** Begin Data provided **
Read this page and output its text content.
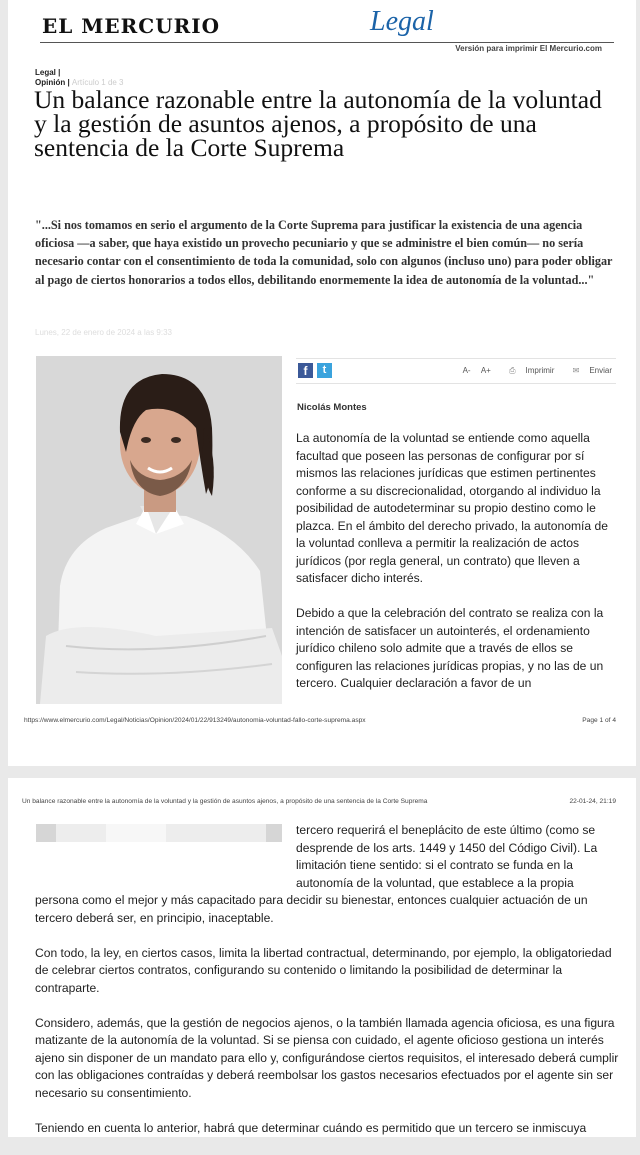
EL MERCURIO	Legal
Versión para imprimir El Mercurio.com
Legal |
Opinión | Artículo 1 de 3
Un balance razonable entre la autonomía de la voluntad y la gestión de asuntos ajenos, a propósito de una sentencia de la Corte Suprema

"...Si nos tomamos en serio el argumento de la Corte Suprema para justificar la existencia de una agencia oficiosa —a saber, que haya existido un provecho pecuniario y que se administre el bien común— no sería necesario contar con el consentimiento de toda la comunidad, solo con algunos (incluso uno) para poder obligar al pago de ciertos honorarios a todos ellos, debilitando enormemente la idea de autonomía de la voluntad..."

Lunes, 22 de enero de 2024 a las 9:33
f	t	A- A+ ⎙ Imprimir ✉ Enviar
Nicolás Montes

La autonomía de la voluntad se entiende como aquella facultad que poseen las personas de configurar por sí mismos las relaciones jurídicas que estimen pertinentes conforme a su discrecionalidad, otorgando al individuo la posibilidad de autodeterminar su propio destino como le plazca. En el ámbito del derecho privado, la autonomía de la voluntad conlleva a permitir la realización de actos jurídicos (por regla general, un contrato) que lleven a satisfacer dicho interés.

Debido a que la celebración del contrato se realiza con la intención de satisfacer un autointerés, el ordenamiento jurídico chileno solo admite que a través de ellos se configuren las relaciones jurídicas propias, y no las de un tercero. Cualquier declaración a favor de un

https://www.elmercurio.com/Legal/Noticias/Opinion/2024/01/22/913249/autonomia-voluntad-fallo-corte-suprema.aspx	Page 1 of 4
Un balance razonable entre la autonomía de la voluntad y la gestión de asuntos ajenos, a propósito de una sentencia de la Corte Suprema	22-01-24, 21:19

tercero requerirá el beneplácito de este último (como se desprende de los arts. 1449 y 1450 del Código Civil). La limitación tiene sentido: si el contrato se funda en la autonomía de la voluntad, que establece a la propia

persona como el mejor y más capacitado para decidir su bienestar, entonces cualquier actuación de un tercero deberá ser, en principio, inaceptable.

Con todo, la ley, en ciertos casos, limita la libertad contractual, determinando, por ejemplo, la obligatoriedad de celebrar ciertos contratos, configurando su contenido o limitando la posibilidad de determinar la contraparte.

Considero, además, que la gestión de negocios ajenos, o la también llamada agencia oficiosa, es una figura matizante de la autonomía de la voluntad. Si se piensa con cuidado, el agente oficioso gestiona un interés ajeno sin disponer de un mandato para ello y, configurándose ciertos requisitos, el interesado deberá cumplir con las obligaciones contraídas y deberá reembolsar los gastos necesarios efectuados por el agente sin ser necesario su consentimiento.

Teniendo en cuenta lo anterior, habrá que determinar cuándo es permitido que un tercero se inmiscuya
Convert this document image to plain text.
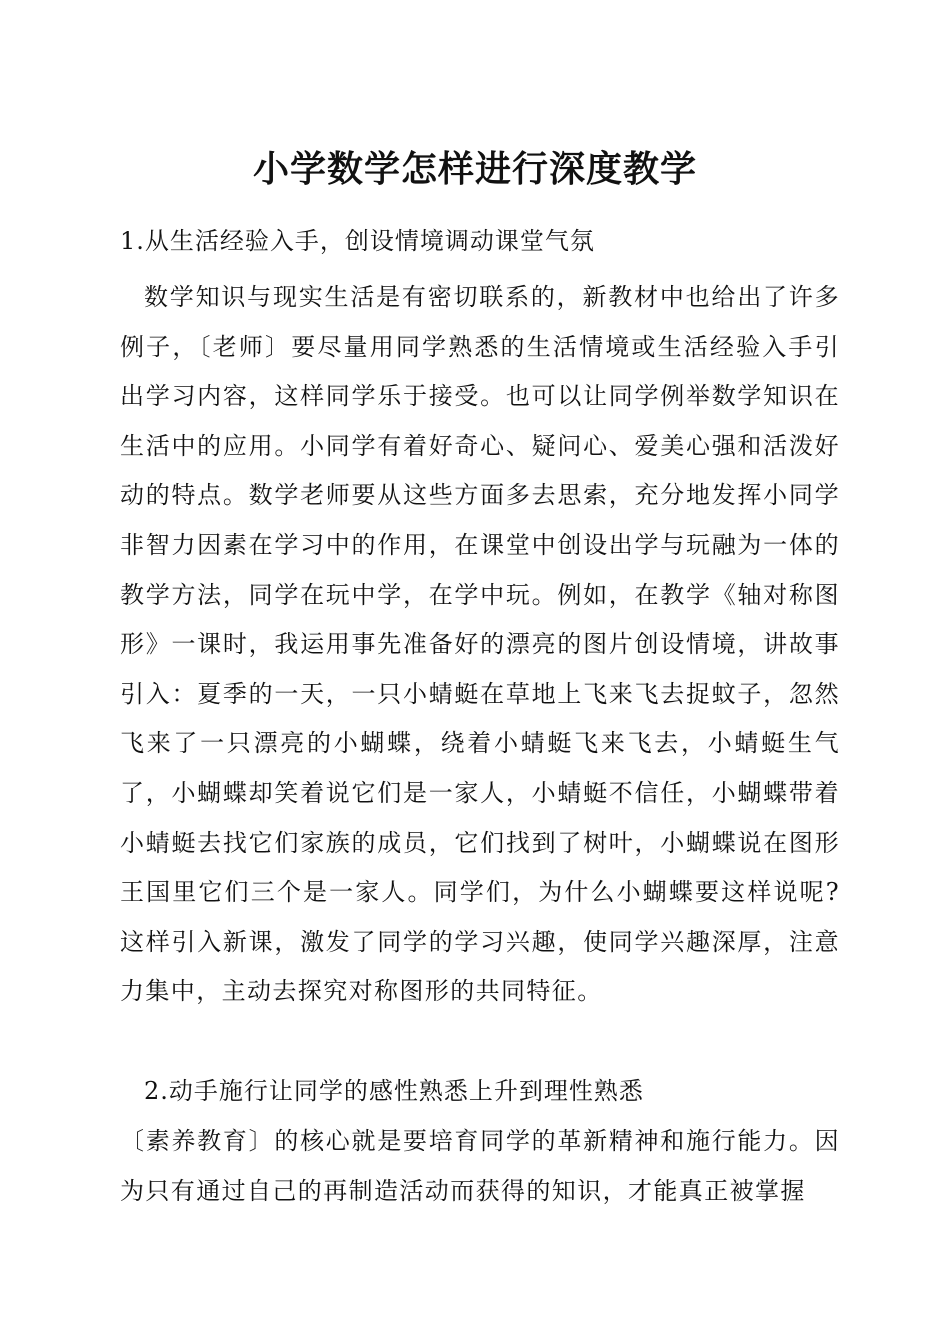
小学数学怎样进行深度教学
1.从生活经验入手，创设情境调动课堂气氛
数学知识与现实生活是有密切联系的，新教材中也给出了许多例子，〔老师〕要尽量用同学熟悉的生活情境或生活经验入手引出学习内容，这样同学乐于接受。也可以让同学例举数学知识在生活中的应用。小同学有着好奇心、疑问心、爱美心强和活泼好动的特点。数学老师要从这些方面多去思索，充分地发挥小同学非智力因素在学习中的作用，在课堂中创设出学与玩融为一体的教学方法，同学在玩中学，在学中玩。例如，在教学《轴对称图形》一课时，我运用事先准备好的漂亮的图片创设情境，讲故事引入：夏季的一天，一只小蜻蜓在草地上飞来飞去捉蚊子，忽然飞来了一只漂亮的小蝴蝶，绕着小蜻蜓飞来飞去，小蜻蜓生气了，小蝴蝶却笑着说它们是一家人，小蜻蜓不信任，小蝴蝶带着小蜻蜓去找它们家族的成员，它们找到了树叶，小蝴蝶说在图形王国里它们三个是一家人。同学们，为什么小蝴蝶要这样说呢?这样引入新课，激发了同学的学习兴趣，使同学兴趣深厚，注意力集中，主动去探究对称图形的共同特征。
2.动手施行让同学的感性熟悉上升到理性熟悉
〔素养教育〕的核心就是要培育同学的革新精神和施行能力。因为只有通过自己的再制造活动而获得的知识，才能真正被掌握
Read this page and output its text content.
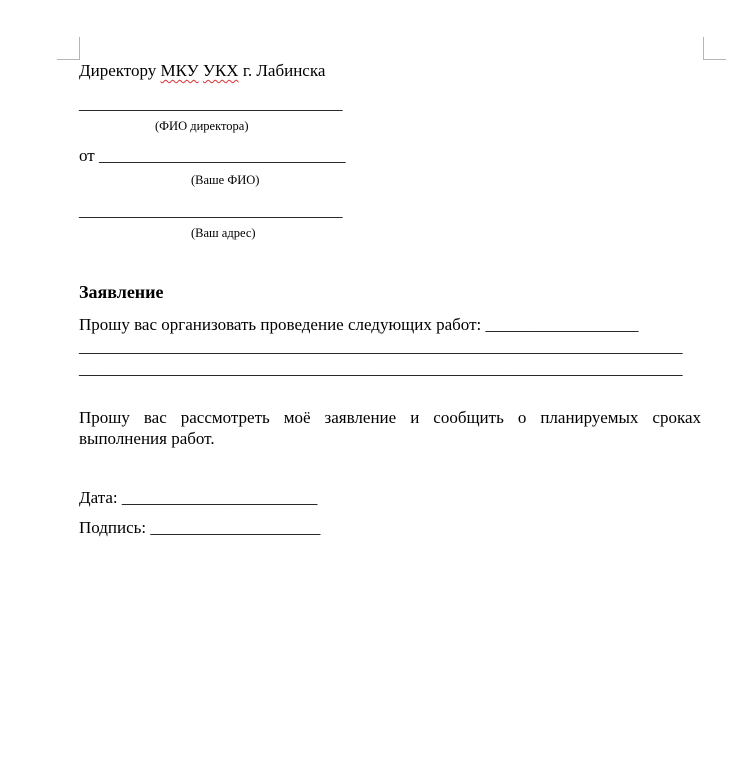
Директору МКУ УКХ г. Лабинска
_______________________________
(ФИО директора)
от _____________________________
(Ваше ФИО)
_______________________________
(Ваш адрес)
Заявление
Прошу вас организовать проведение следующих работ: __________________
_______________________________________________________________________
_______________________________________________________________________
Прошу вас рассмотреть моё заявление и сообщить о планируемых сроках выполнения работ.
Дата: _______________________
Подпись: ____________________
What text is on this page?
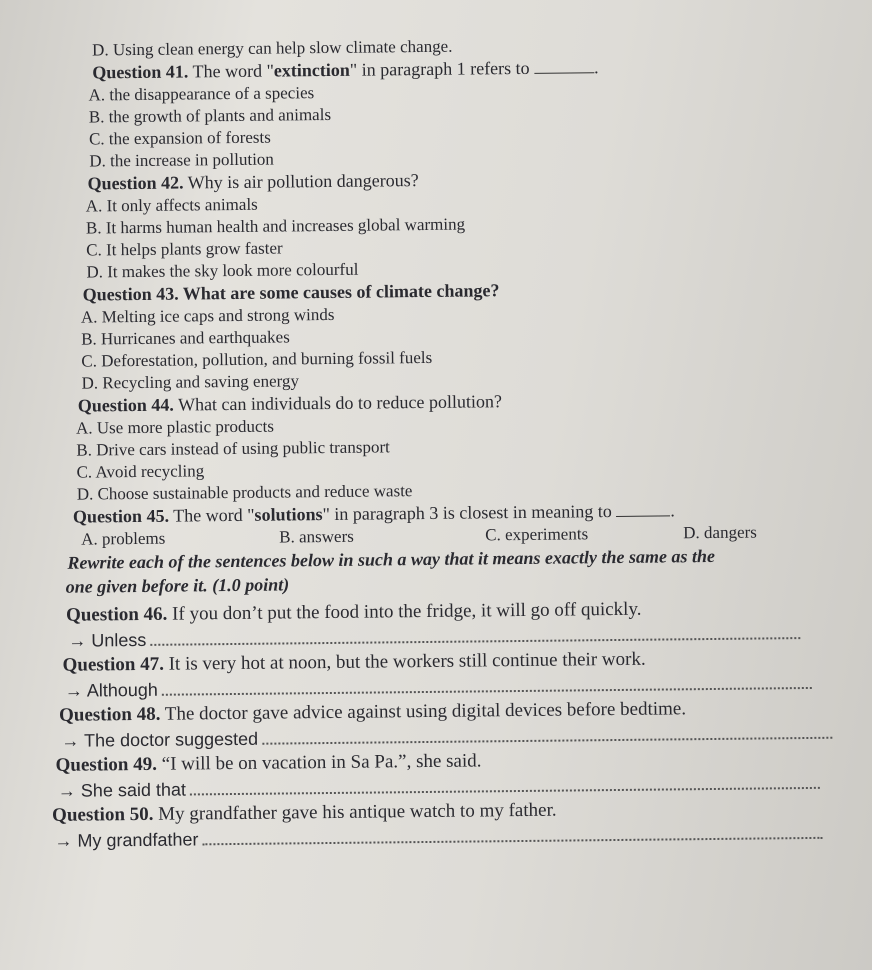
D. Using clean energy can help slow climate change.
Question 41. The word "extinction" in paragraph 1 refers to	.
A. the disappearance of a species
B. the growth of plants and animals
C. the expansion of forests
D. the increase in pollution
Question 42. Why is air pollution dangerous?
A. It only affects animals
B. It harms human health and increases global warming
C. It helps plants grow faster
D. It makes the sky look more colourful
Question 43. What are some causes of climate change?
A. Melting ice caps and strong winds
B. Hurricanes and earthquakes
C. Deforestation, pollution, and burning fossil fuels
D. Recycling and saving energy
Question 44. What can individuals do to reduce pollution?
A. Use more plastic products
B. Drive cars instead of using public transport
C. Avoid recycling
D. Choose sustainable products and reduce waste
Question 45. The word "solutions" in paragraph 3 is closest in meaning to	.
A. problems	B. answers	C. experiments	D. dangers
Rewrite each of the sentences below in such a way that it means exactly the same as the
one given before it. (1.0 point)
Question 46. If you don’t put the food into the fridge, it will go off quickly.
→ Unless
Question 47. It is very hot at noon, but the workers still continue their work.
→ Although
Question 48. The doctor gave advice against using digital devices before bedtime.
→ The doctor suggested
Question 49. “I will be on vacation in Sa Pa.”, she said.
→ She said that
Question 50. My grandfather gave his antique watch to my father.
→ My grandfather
** End Data provided **
• **What is being asked**
Give all the lines above again, character for character, without pictures.

• **Correct response**
Read this page and output its text content.
EL MERCURIO	Legal
Versión para imprimir El Mercurio.com
Legal |
Opinión | Artículo 1 de 3
Un balance razonable entre la autonomía de la voluntad y la gestión de asuntos ajenos, a propósito de una sentencia de la Corte Suprema

"...Si nos tomamos en serio el argumento de la Corte Suprema para justificar la existencia de una agencia oficiosa —a saber, que haya existido un provecho pecuniario y que se administre el bien común— no sería necesario contar con el consentimiento de toda la comunidad, solo con algunos (incluso uno) para poder obligar al pago de ciertos honorarios a todos ellos, debilitando enormemente la idea de autonomía de la voluntad..."

Lunes, 22 de enero de 2024 a las 9:33
f	t	A- A+ ⎙ Imprimir ✉ Enviar
Nicolás Montes

La autonomía de la voluntad se entiende como aquella facultad que poseen las personas de configurar por sí mismos las relaciones jurídicas que estimen pertinentes conforme a su discrecionalidad, otorgando al individuo la posibilidad de autodeterminar su propio destino como le plazca. En el ámbito del derecho privado, la autonomía de la voluntad conlleva a permitir la realización de actos jurídicos (por regla general, un contrato) que lleven a satisfacer dicho interés.

Debido a que la celebración del contrato se realiza con la intención de satisfacer un autointerés, el ordenamiento jurídico chileno solo admite que a través de ellos se configuren las relaciones jurídicas propias, y no las de un tercero. Cualquier declaración a favor de un

https://www.elmercurio.com/Legal/Noticias/Opinion/2024/01/22/913249/autonomia-voluntad-fallo-corte-suprema.aspx	Page 1 of 4
Un balance razonable entre la autonomía de la voluntad y la gestión de asuntos ajenos, a propósito de una sentencia de la Corte Suprema	22-01-24, 21:19

tercero requerirá el beneplácito de este último (como se desprende de los arts. 1449 y 1450 del Código Civil). La limitación tiene sentido: si el contrato se funda en la autonomía de la voluntad, que establece a la propia

persona como el mejor y más capacitado para decidir su bienestar, entonces cualquier actuación de un tercero deberá ser, en principio, inaceptable.

Con todo, la ley, en ciertos casos, limita la libertad contractual, determinando, por ejemplo, la obligatoriedad de celebrar ciertos contratos, configurando su contenido o limitando la posibilidad de determinar la contraparte.

Considero, además, que la gestión de negocios ajenos, o la también llamada agencia oficiosa, es una figura matizante de la autonomía de la voluntad. Si se piensa con cuidado, el agente oficioso gestiona un interés ajeno sin disponer de un mandato para ello y, configurándose ciertos requisitos, el interesado deberá cumplir con las obligaciones contraídas y deberá reembolsar los gastos necesarios efectuados por el agente sin ser necesario su consentimiento.

Teniendo en cuenta lo anterior, habrá que determinar cuándo es permitido que un tercero se inmiscuya
Convert this document image to plain text.
小学数学怎样进行深度教学
1.从生活经验入手，创设情境调动课堂气氛
数学知识与现实生活是有密切联系的，新教材中也给出了许多例子，〔老师〕要尽量用同学熟悉的生活情境或生活经验入手引出学习内容，这样同学乐于接受。也可以让同学例举数学知识在生活中的应用。小同学有着好奇心、疑问心、爱美心强和活泼好动的特点。数学老师要从这些方面多去思索，充分地发挥小同学非智力因素在学习中的作用，在课堂中创设出学与玩融为一体的教学方法，同学在玩中学，在学中玩。例如，在教学《轴对称图形》一课时，我运用事先准备好的漂亮的图片创设情境，讲故事引入：夏季的一天，一只小蜻蜓在草地上飞来飞去捉蚊子，忽然飞来了一只漂亮的小蝴蝶，绕着小蜻蜓飞来飞去，小蜻蜓生气了，小蝴蝶却笑着说它们是一家人，小蜻蜓不信任，小蝴蝶带着小蜻蜓去找它们家族的成员，它们找到了树叶，小蝴蝶说在图形王国里它们三个是一家人。同学们，为什么小蝴蝶要这样说呢?这样引入新课，激发了同学的学习兴趣，使同学兴趣深厚，注意力集中，主动去探究对称图形的共同特征。
2.动手施行让同学的感性熟悉上升到理性熟悉
〔素养教育〕的核心就是要培育同学的革新精神和施行能力。因为只有通过自己的再制造活动而获得的知识，才能真正被掌握
Read this page and output its text content.
Директору МКУ УКХ г. Лабинска
_______________________________
(ФИО директора)
от _____________________________
(Ваше ФИО)
_______________________________
(Ваш адрес)
Заявление
Прошу вас организовать проведение следующих работ: __________________
_______________________________________________________________________
_______________________________________________________________________
Прошу вас рассмотреть моё заявление и сообщить о планируемых сроках выполнения работ.
Дата: _______________________
Подпись: ____________________
What text is on this page?
D. Using clean energy can help slow climate change.
Question 41. The word "extinction" in paragraph 1 refers to	.
A. the disappearance of a species
B. the growth of plants and animals
C. the expansion of forests
D. the increase in pollution
Question 42. Why is air pollution dangerous?
A. It only affects animals
B. It harms human health and increases global warming
C. It helps plants grow faster
D. It makes the sky look more colourful
Question 43. What are some causes of climate change?
A. Melting ice caps and strong winds
B. Hurricanes and earthquakes
C. Deforestation, pollution, and burning fossil fuels
D. Recycling and saving energy
Question 44. What can individuals do to reduce pollution?
A. Use more plastic products
B. Drive cars instead of using public transport
C. Avoid recycling
D. Choose sustainable products and reduce waste
Question 45. The word "solutions" in paragraph 3 is closest in meaning to	.
A. problems	B. answers	C. experiments	D. dangers
Rewrite each of the sentences below in such a way that it means exactly the same as the
one given before it. (1.0 point)
Question 46. If you don’t put the food into the fridge, it will go off quickly.
→ Unless
Question 47. It is very hot at noon, but the workers still continue their work.
→ Although
Question 48. The doctor gave advice against using digital devices before bedtime.
→ The doctor suggested
Question 49. “I will be on vacation in Sa Pa.”, she said.
→ She said that
Question 50. My grandfather gave his antique watch to my father.
→ My grandfather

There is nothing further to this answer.